### Required work
Gather from the listing below each line that includes the word "text", and copy it.

>> start Supplied records

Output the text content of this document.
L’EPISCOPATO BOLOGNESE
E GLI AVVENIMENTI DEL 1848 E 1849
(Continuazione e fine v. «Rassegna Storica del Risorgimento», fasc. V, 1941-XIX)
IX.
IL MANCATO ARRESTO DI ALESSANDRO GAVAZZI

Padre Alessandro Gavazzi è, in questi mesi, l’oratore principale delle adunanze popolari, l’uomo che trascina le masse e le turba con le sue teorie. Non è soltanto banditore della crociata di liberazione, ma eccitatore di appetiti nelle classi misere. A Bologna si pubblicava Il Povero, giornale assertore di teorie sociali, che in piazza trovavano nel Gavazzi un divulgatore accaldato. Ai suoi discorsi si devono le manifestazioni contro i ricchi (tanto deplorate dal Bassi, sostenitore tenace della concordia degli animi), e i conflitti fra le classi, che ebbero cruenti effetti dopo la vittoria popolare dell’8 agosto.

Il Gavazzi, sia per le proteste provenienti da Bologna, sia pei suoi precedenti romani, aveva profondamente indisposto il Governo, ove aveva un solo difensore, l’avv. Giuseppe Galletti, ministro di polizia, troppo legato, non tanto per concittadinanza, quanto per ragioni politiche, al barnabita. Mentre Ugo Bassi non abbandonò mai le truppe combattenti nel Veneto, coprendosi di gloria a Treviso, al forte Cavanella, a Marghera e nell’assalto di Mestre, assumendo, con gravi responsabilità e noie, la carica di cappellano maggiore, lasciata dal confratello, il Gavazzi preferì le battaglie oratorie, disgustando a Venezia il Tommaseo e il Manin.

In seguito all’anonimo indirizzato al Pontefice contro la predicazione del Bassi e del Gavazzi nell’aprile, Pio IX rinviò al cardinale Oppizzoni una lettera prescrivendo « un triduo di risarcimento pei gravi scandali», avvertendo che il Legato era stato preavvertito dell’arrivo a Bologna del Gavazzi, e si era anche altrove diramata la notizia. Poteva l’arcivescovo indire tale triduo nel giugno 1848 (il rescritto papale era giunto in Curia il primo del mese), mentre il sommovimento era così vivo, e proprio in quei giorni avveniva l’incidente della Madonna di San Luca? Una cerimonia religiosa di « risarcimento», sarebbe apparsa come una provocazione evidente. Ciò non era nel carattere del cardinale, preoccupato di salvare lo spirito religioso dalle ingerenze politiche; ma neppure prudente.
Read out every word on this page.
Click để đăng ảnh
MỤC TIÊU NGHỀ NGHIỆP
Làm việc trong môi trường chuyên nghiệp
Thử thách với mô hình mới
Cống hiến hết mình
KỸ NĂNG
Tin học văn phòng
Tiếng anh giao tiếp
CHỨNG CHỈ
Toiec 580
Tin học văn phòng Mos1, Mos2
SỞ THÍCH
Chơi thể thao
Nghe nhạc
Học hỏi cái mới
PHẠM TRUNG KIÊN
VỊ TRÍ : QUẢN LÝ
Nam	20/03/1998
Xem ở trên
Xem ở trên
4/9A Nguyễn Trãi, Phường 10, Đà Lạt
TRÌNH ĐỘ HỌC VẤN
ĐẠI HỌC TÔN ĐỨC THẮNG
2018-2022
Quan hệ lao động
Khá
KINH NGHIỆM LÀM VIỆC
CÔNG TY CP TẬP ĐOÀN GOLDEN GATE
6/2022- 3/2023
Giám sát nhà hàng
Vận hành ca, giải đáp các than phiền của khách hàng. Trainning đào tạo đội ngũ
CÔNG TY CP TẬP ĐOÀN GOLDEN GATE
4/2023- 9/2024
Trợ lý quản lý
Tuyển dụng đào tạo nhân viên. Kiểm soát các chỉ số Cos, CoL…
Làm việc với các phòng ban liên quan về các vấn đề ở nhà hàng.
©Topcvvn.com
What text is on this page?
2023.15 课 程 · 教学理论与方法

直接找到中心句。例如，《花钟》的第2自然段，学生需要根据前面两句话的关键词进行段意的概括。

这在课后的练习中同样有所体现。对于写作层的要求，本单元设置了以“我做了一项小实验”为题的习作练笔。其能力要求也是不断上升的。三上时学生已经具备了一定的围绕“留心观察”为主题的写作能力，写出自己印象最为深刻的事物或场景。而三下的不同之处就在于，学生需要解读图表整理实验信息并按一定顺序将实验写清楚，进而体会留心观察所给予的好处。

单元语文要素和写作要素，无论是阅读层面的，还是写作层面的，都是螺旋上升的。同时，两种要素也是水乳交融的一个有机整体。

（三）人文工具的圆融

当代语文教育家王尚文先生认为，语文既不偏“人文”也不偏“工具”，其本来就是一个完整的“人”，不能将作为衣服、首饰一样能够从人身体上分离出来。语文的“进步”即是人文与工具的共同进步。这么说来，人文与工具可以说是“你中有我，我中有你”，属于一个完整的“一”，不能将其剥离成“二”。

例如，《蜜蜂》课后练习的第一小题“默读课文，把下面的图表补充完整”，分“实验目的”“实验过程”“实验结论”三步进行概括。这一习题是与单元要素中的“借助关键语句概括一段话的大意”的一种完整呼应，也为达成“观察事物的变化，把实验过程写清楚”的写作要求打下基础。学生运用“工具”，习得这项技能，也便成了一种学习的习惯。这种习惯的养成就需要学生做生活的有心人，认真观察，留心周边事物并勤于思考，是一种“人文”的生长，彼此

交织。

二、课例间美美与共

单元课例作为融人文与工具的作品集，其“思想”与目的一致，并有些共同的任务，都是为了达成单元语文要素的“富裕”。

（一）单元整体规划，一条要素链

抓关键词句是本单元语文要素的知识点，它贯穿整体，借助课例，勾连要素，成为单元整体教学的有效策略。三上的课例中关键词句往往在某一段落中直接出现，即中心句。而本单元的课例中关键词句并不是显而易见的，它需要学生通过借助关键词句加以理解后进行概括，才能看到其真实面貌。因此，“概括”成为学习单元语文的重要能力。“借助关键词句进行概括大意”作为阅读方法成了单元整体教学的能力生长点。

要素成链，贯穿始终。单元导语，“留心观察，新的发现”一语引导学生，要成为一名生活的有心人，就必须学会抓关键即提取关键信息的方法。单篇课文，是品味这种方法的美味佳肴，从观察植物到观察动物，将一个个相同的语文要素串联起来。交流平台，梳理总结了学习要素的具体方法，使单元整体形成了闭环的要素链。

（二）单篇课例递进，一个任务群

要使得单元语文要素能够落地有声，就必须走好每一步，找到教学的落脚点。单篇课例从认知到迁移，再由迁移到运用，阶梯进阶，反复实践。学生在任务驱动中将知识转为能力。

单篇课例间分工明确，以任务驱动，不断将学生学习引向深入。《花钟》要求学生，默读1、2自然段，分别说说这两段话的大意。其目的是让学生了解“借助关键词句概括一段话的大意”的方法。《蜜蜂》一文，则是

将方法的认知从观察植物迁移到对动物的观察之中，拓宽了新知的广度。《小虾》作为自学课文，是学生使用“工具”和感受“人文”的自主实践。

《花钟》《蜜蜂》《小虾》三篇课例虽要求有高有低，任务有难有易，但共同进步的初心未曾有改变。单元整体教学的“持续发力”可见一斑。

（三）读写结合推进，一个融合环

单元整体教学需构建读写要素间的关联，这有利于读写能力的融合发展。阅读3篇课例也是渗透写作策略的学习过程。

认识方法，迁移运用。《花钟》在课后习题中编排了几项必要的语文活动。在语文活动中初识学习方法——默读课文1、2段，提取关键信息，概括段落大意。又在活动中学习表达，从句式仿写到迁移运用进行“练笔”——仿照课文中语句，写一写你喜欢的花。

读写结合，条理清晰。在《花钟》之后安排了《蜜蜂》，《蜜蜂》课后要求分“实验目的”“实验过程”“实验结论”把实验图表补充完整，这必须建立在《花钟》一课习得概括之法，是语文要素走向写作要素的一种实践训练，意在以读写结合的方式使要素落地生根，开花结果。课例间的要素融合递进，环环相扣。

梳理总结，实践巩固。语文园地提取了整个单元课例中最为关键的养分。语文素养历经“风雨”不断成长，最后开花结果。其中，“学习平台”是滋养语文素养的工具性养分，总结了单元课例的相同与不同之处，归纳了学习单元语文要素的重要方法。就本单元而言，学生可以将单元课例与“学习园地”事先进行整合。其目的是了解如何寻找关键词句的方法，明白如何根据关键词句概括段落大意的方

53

>> end Supplied records

### Final result
Output the text content of this document.
What text is on this page?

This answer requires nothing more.